What to produce: Below are records to transcribe exactly, without their pictures.

[start]

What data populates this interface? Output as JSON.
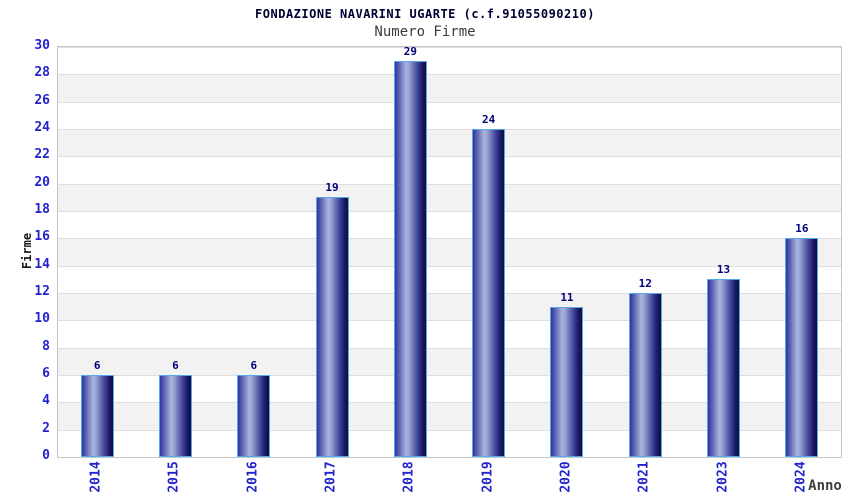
{
  "chart_data": {
    "type": "bar",
    "title": "FONDAZIONE NAVARINI UGARTE (c.f.91055090210)",
    "subtitle": "Numero Firme",
    "xlabel": "Anno",
    "ylabel": "Firme",
    "categories": [
      "2014",
      "2015",
      "2016",
      "2017",
      "2018",
      "2019",
      "2020",
      "2021",
      "2023",
      "2024"
    ],
    "values": [
      6,
      6,
      6,
      19,
      29,
      24,
      11,
      12,
      13,
      16
    ],
    "ylim": [
      0,
      30
    ],
    "ytick_step": 2,
    "grid": true,
    "legend_position": "none",
    "colors": {
      "tick_label": "#2323cd",
      "value_label": "#00007d",
      "title": "#000033",
      "subtitle": "#3c3c3c",
      "axis_label": "#1a1a1a",
      "xlabel_text": "#3f3f3f",
      "bar_border": "#55a9e8",
      "bar_gradient_stops": [
        "#32329e 0%",
        "#6a74ba 18%",
        "#aab4de 36%",
        "#98a2d2 46%",
        "#6770b2 60%",
        "#3a3e98 75%",
        "#1b1b66 88%",
        "#0e0e3d 100%"
      ],
      "band_alt": "#f2f2f2",
      "band_main": "#ffffff",
      "gridline": "#dedede",
      "frame": "#c6c6c6",
      "background": "#ffffff"
    }
  }
}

[end]

Task answer:
What data populates this interface? Output as JSON.
{
  "chart_data": {
    "type": "bar",
    "title": "FONDAZIONE NAVARINI UGARTE (c.f.91055090210)",
    "subtitle": "Numero Firme",
    "xlabel": "Anno",
    "ylabel": "Firme",
    "categories": [
      "2014",
      "2015",
      "2016",
      "2017",
      "2018",
      "2019",
      "2020",
      "2021",
      "2023",
      "2024"
    ],
    "values": [
      6,
      6,
      6,
      19,
      29,
      24,
      11,
      12,
      13,
      16
    ],
    "ylim": [
      0,
      30
    ],
    "ytick_step": 2,
    "grid": true,
    "legend_position": "none",
    "colors": {
      "tick_label": "#2323cd",
      "value_label": "#00007d",
      "title": "#000033",
      "subtitle": "#3c3c3c",
      "axis_label": "#1a1a1a",
      "xlabel_text": "#3f3f3f",
      "bar_border": "#55a9e8",
      "bar_gradient_stops": [
        "#32329e 0%",
        "#6a74ba 18%",
        "#aab4de 36%",
        "#98a2d2 46%",
        "#6770b2 60%",
        "#3a3e98 75%",
        "#1b1b66 88%",
        "#0e0e3d 100%"
      ],
      "band_alt": "#f2f2f2",
      "band_main": "#ffffff",
      "gridline": "#dedede",
      "frame": "#c6c6c6",
      "background": "#ffffff"
    }
  }
}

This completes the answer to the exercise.